> **SUPPLIED RECORDS**
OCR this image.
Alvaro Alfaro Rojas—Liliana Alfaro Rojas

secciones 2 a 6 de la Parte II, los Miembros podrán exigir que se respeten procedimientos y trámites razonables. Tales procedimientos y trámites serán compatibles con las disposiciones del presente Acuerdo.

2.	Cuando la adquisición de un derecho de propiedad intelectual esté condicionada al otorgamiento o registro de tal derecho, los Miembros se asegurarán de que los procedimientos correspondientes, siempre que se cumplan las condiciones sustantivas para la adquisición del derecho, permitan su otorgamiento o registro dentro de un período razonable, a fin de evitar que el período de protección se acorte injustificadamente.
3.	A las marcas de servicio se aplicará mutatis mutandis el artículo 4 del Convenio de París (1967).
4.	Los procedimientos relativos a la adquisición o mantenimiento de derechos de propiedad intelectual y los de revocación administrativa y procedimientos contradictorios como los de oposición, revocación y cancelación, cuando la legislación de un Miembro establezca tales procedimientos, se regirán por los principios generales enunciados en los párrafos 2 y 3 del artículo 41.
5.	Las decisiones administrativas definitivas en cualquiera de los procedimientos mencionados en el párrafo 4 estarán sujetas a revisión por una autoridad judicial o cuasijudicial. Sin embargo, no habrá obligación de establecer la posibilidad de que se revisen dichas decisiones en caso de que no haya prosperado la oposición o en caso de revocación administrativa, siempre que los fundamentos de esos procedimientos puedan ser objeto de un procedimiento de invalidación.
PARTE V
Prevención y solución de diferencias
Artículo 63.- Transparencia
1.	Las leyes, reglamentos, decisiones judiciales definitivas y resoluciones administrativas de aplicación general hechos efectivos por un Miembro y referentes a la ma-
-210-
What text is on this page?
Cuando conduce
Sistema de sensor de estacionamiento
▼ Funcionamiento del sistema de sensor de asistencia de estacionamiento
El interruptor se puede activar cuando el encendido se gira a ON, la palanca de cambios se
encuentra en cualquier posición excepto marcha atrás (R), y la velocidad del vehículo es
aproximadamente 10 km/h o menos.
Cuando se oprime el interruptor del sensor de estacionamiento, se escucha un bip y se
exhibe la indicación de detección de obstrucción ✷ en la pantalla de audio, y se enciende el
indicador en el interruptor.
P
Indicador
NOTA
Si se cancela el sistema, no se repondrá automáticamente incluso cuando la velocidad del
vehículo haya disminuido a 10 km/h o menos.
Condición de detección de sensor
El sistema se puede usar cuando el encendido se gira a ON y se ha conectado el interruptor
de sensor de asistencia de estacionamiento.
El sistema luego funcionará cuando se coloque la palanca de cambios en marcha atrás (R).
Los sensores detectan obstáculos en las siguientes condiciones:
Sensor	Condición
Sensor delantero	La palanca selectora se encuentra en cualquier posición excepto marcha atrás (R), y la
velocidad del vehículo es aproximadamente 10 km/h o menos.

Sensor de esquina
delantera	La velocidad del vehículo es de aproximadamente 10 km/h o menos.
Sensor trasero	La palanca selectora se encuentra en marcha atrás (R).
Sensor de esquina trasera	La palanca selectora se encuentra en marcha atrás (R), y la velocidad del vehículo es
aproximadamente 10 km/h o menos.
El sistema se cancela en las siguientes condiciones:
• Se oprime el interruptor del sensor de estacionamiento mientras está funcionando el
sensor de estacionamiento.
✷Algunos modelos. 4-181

> **SHORT EXERCISE**
Write the entries again, exactly as they stand.

> **RESULT OF THIS TASK**
OCR this image.
Alvaro Alfaro Rojas—Liliana Alfaro Rojas

secciones 2 a 6 de la Parte II, los Miembros podrán exigir que se respeten procedimientos y trámites razonables. Tales procedimientos y trámites serán compatibles con las disposiciones del presente Acuerdo.

2.	Cuando la adquisición de un derecho de propiedad intelectual esté condicionada al otorgamiento o registro de tal derecho, los Miembros se asegurarán de que los procedimientos correspondientes, siempre que se cumplan las condiciones sustantivas para la adquisición del derecho, permitan su otorgamiento o registro dentro de un período razonable, a fin de evitar que el período de protección se acorte injustificadamente.
3.	A las marcas de servicio se aplicará mutatis mutandis el artículo 4 del Convenio de París (1967).
4.	Los procedimientos relativos a la adquisición o mantenimiento de derechos de propiedad intelectual y los de revocación administrativa y procedimientos contradictorios como los de oposición, revocación y cancelación, cuando la legislación de un Miembro establezca tales procedimientos, se regirán por los principios generales enunciados en los párrafos 2 y 3 del artículo 41.
5.	Las decisiones administrativas definitivas en cualquiera de los procedimientos mencionados en el párrafo 4 estarán sujetas a revisión por una autoridad judicial o cuasijudicial. Sin embargo, no habrá obligación de establecer la posibilidad de que se revisen dichas decisiones en caso de que no haya prosperado la oposición o en caso de revocación administrativa, siempre que los fundamentos de esos procedimientos puedan ser objeto de un procedimiento de invalidación.
PARTE V
Prevención y solución de diferencias
Artículo 63.- Transparencia
1.	Las leyes, reglamentos, decisiones judiciales definitivas y resoluciones administrativas de aplicación general hechos efectivos por un Miembro y referentes a la ma-
-210-
What text is on this page?
Cuando conduce
Sistema de sensor de estacionamiento
▼ Funcionamiento del sistema de sensor de asistencia de estacionamiento
El interruptor se puede activar cuando el encendido se gira a ON, la palanca de cambios se
encuentra en cualquier posición excepto marcha atrás (R), y la velocidad del vehículo es
aproximadamente 10 km/h o menos.
Cuando se oprime el interruptor del sensor de estacionamiento, se escucha un bip y se
exhibe la indicación de detección de obstrucción ✷ en la pantalla de audio, y se enciende el
indicador en el interruptor.
P
Indicador
NOTA
Si se cancela el sistema, no se repondrá automáticamente incluso cuando la velocidad del
vehículo haya disminuido a 10 km/h o menos.
Condición de detección de sensor
El sistema se puede usar cuando el encendido se gira a ON y se ha conectado el interruptor
de sensor de asistencia de estacionamiento.
El sistema luego funcionará cuando se coloque la palanca de cambios en marcha atrás (R).
Los sensores detectan obstáculos en las siguientes condiciones:
Sensor	Condición
Sensor delantero	La palanca selectora se encuentra en cualquier posición excepto marcha atrás (R), y la
velocidad del vehículo es aproximadamente 10 km/h o menos.

Sensor de esquina
delantera	La velocidad del vehículo es de aproximadamente 10 km/h o menos.
Sensor trasero	La palanca selectora se encuentra en marcha atrás (R).
Sensor de esquina trasera	La palanca selectora se encuentra en marcha atrás (R), y la velocidad del vehículo es
aproximadamente 10 km/h o menos.
El sistema se cancela en las siguientes condiciones:
• Se oprime el interruptor del sensor de estacionamiento mientras está funcionando el
sensor de estacionamiento.
✷Algunos modelos. 4-181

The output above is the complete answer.